Saved data entries:
• • • • • • •

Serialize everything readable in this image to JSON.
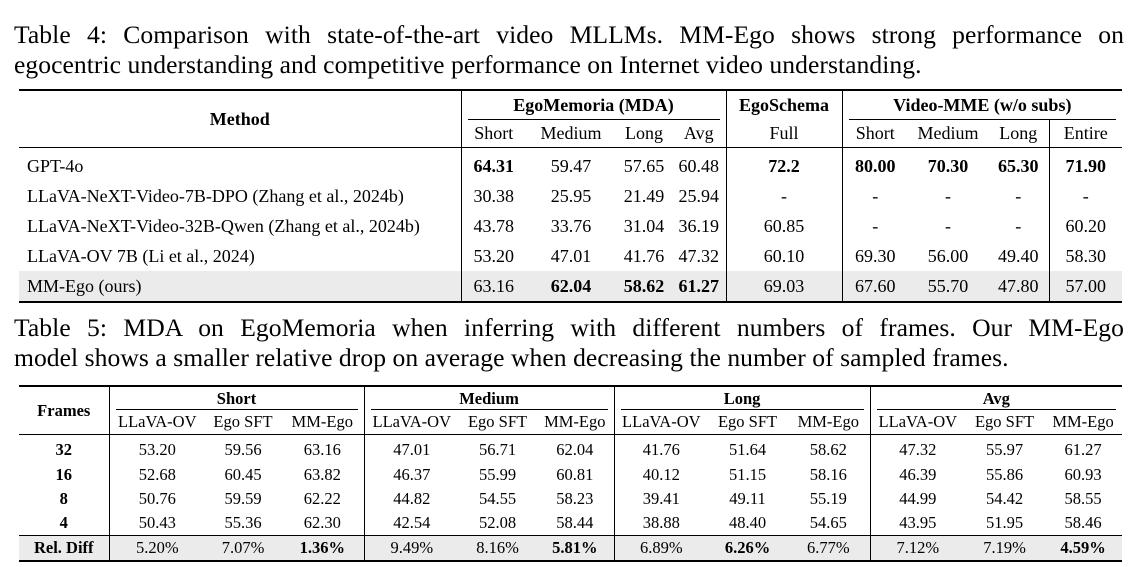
{
  "table4": {
    "caption_line1": "Table 4: Comparison with state-of-the-art video MLLMs. MM-Ego shows strong performance on",
    "caption_line2": "egocentric understanding and competitive performance on Internet video understanding.",
    "header": {
      "method": "Method",
      "groups": [
        "EgoMemoria (MDA)",
        "EgoSchema",
        "Video-MME (w/o subs)"
      ],
      "subcols": [
        "Short",
        "Medium",
        "Long",
        "Avg",
        "Full",
        "Short",
        "Medium",
        "Long",
        "Entire"
      ]
    },
    "rows": [
      {
        "method": "GPT-4o",
        "values": [
          "64.31",
          "59.47",
          "57.65",
          "60.48",
          "72.2",
          "80.00",
          "70.30",
          "65.30",
          "71.90"
        ],
        "bold": [
          true,
          false,
          false,
          false,
          true,
          true,
          true,
          true,
          true
        ]
      },
      {
        "method": "LLaVA-NeXT-Video-7B-DPO (Zhang et al., 2024b)",
        "values": [
          "30.38",
          "25.95",
          "21.49",
          "25.94",
          "-",
          "-",
          "-",
          "-",
          "-"
        ],
        "bold": [
          false,
          false,
          false,
          false,
          false,
          false,
          false,
          false,
          false
        ]
      },
      {
        "method": "LLaVA-NeXT-Video-32B-Qwen (Zhang et al., 2024b)",
        "values": [
          "43.78",
          "33.76",
          "31.04",
          "36.19",
          "60.85",
          "-",
          "-",
          "-",
          "60.20"
        ],
        "bold": [
          false,
          false,
          false,
          false,
          false,
          false,
          false,
          false,
          false
        ]
      },
      {
        "method": "LLaVA-OV 7B (Li et al., 2024)",
        "values": [
          "53.20",
          "47.01",
          "41.76",
          "47.32",
          "60.10",
          "69.30",
          "56.00",
          "49.40",
          "58.30"
        ],
        "bold": [
          false,
          false,
          false,
          false,
          false,
          false,
          false,
          false,
          false
        ]
      },
      {
        "method": "MM-Ego (ours)",
        "values": [
          "63.16",
          "62.04",
          "58.62",
          "61.27",
          "69.03",
          "67.60",
          "55.70",
          "47.80",
          "57.00"
        ],
        "bold": [
          false,
          true,
          true,
          true,
          false,
          false,
          false,
          false,
          false
        ]
      }
    ]
  },
  "table5": {
    "caption_line1": "Table 5: MDA on EgoMemoria when inferring with different numbers of frames. Our MM-Ego",
    "caption_line2": "model shows a smaller relative drop on average when decreasing the number of sampled frames.",
    "header": {
      "frames": "Frames",
      "groups": [
        "Short",
        "Medium",
        "Long",
        "Avg"
      ],
      "subcols": [
        "LLaVA-OV",
        "Ego SFT",
        "MM-Ego",
        "LLaVA-OV",
        "Ego SFT",
        "MM-Ego",
        "LLaVA-OV",
        "Ego SFT",
        "MM-Ego",
        "LLaVA-OV",
        "Ego SFT",
        "MM-Ego"
      ]
    },
    "rows": [
      {
        "frames": "32",
        "values": [
          "53.20",
          "59.56",
          "63.16",
          "47.01",
          "56.71",
          "62.04",
          "41.76",
          "51.64",
          "58.62",
          "47.32",
          "55.97",
          "61.27"
        ]
      },
      {
        "frames": "16",
        "values": [
          "52.68",
          "60.45",
          "63.82",
          "46.37",
          "55.99",
          "60.81",
          "40.12",
          "51.15",
          "58.16",
          "46.39",
          "55.86",
          "60.93"
        ]
      },
      {
        "frames": "8",
        "values": [
          "50.76",
          "59.59",
          "62.22",
          "44.82",
          "54.55",
          "58.23",
          "39.41",
          "49.11",
          "55.19",
          "44.99",
          "54.42",
          "58.55"
        ]
      },
      {
        "frames": "4",
        "values": [
          "50.43",
          "55.36",
          "62.30",
          "42.54",
          "52.08",
          "58.44",
          "38.88",
          "48.40",
          "54.65",
          "43.95",
          "51.95",
          "58.46"
        ]
      }
    ],
    "rel_diff": {
      "label": "Rel. Diff",
      "values": [
        "5.20%",
        "7.07%",
        "1.36%",
        "9.49%",
        "8.16%",
        "5.81%",
        "6.89%",
        "6.26%",
        "6.77%",
        "7.12%",
        "7.19%",
        "4.59%"
      ],
      "bold": [
        false,
        false,
        true,
        false,
        false,
        true,
        false,
        true,
        false,
        false,
        false,
        true
      ]
    }
  }
}
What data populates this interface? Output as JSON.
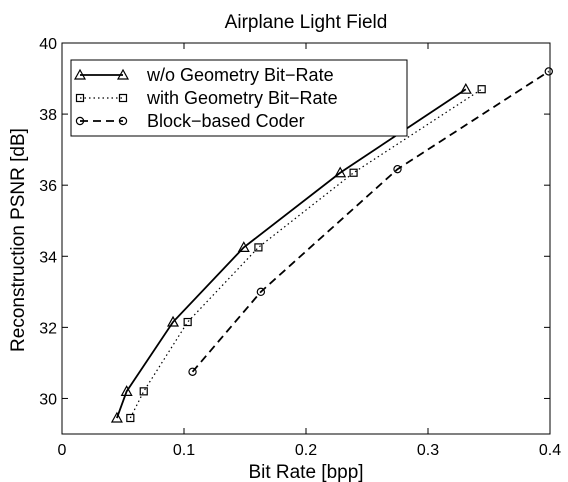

• • • • • • •

**EXERCISE BRIEF**
Copy all of the entries verbatim, leaving out any pictures they contain.

**OUTPUT OF THE EXERCISE**
Serialize everything readable in this image to JSON.
{
  "table4": {
    "caption_line1": "Table 4: Comparison with state-of-the-art video MLLMs. MM-Ego shows strong performance on",
    "caption_line2": "egocentric understanding and competitive performance on Internet video understanding.",
    "header": {
      "method": "Method",
      "groups": [
        "EgoMemoria (MDA)",
        "EgoSchema",
        "Video-MME (w/o subs)"
      ],
      "subcols": [
        "Short",
        "Medium",
        "Long",
        "Avg",
        "Full",
        "Short",
        "Medium",
        "Long",
        "Entire"
      ]
    },
    "rows": [
      {
        "method": "GPT-4o",
        "values": [
          "64.31",
          "59.47",
          "57.65",
          "60.48",
          "72.2",
          "80.00",
          "70.30",
          "65.30",
          "71.90"
        ],
        "bold": [
          true,
          false,
          false,
          false,
          true,
          true,
          true,
          true,
          true
        ]
      },
      {
        "method": "LLaVA-NeXT-Video-7B-DPO (Zhang et al., 2024b)",
        "values": [
          "30.38",
          "25.95",
          "21.49",
          "25.94",
          "-",
          "-",
          "-",
          "-",
          "-"
        ],
        "bold": [
          false,
          false,
          false,
          false,
          false,
          false,
          false,
          false,
          false
        ]
      },
      {
        "method": "LLaVA-NeXT-Video-32B-Qwen (Zhang et al., 2024b)",
        "values": [
          "43.78",
          "33.76",
          "31.04",
          "36.19",
          "60.85",
          "-",
          "-",
          "-",
          "60.20"
        ],
        "bold": [
          false,
          false,
          false,
          false,
          false,
          false,
          false,
          false,
          false
        ]
      },
      {
        "method": "LLaVA-OV 7B (Li et al., 2024)",
        "values": [
          "53.20",
          "47.01",
          "41.76",
          "47.32",
          "60.10",
          "69.30",
          "56.00",
          "49.40",
          "58.30"
        ],
        "bold": [
          false,
          false,
          false,
          false,
          false,
          false,
          false,
          false,
          false
        ]
      },
      {
        "method": "MM-Ego (ours)",
        "values": [
          "63.16",
          "62.04",
          "58.62",
          "61.27",
          "69.03",
          "67.60",
          "55.70",
          "47.80",
          "57.00"
        ],
        "bold": [
          false,
          true,
          true,
          true,
          false,
          false,
          false,
          false,
          false
        ]
      }
    ]
  },
  "table5": {
    "caption_line1": "Table 5: MDA on EgoMemoria when inferring with different numbers of frames. Our MM-Ego",
    "caption_line2": "model shows a smaller relative drop on average when decreasing the number of sampled frames.",
    "header": {
      "frames": "Frames",
      "groups": [
        "Short",
        "Medium",
        "Long",
        "Avg"
      ],
      "subcols": [
        "LLaVA-OV",
        "Ego SFT",
        "MM-Ego",
        "LLaVA-OV",
        "Ego SFT",
        "MM-Ego",
        "LLaVA-OV",
        "Ego SFT",
        "MM-Ego",
        "LLaVA-OV",
        "Ego SFT",
        "MM-Ego"
      ]
    },
    "rows": [
      {
        "frames": "32",
        "values": [
          "53.20",
          "59.56",
          "63.16",
          "47.01",
          "56.71",
          "62.04",
          "41.76",
          "51.64",
          "58.62",
          "47.32",
          "55.97",
          "61.27"
        ]
      },
      {
        "frames": "16",
        "values": [
          "52.68",
          "60.45",
          "63.82",
          "46.37",
          "55.99",
          "60.81",
          "40.12",
          "51.15",
          "58.16",
          "46.39",
          "55.86",
          "60.93"
        ]
      },
      {
        "frames": "8",
        "values": [
          "50.76",
          "59.59",
          "62.22",
          "44.82",
          "54.55",
          "58.23",
          "39.41",
          "49.11",
          "55.19",
          "44.99",
          "54.42",
          "58.55"
        ]
      },
      {
        "frames": "4",
        "values": [
          "50.43",
          "55.36",
          "62.30",
          "42.54",
          "52.08",
          "58.44",
          "38.88",
          "48.40",
          "54.65",
          "43.95",
          "51.95",
          "58.46"
        ]
      }
    ],
    "rel_diff": {
      "label": "Rel. Diff",
      "values": [
        "5.20%",
        "7.07%",
        "1.36%",
        "9.49%",
        "8.16%",
        "5.81%",
        "6.89%",
        "6.26%",
        "6.77%",
        "7.12%",
        "7.19%",
        "4.59%"
      ],
      "bold": [
        false,
        false,
        true,
        false,
        false,
        true,
        false,
        true,
        false,
        false,
        false,
        true
      ]
    }
  }
}
What data populates this interface? Output as JSON.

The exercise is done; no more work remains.